Reproduce the listing below without any change.

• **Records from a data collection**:
———
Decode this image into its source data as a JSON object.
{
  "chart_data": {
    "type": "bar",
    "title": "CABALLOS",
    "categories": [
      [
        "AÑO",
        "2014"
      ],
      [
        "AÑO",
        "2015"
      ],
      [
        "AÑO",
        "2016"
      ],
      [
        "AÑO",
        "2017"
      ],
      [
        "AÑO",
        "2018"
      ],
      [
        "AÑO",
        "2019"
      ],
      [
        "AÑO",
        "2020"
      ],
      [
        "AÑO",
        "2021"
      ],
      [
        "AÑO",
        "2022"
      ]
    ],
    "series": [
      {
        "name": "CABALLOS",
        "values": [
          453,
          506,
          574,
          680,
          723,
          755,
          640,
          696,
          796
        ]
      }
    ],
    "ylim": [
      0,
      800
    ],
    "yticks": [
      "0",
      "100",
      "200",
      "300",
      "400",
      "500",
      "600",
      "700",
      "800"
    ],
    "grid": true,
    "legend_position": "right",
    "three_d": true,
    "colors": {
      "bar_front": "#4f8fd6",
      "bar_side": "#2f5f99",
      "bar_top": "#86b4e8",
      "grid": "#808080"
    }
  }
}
———
• **SOLUTION**:
Decode this image into its source data as a JSON object.
{
  "chart_data": {
    "type": "bar",
    "title": "CABALLOS",
    "categories": [
      [
        "AÑO",
        "2014"
      ],
      [
        "AÑO",
        "2015"
      ],
      [
        "AÑO",
        "2016"
      ],
      [
        "AÑO",
        "2017"
      ],
      [
        "AÑO",
        "2018"
      ],
      [
        "AÑO",
        "2019"
      ],
      [
        "AÑO",
        "2020"
      ],
      [
        "AÑO",
        "2021"
      ],
      [
        "AÑO",
        "2022"
      ]
    ],
    "series": [
      {
        "name": "CABALLOS",
        "values": [
          453,
          506,
          574,
          680,
          723,
          755,
          640,
          696,
          796
        ]
      }
    ],
    "ylim": [
      0,
      800
    ],
    "yticks": [
      "0",
      "100",
      "200",
      "300",
      "400",
      "500",
      "600",
      "700",
      "800"
    ],
    "grid": true,
    "legend_position": "right",
    "three_d": true,
    "colors": {
      "bar_front": "#4f8fd6",
      "bar_side": "#2f5f99",
      "bar_top": "#86b4e8",
      "grid": "#808080"
    }
  }
}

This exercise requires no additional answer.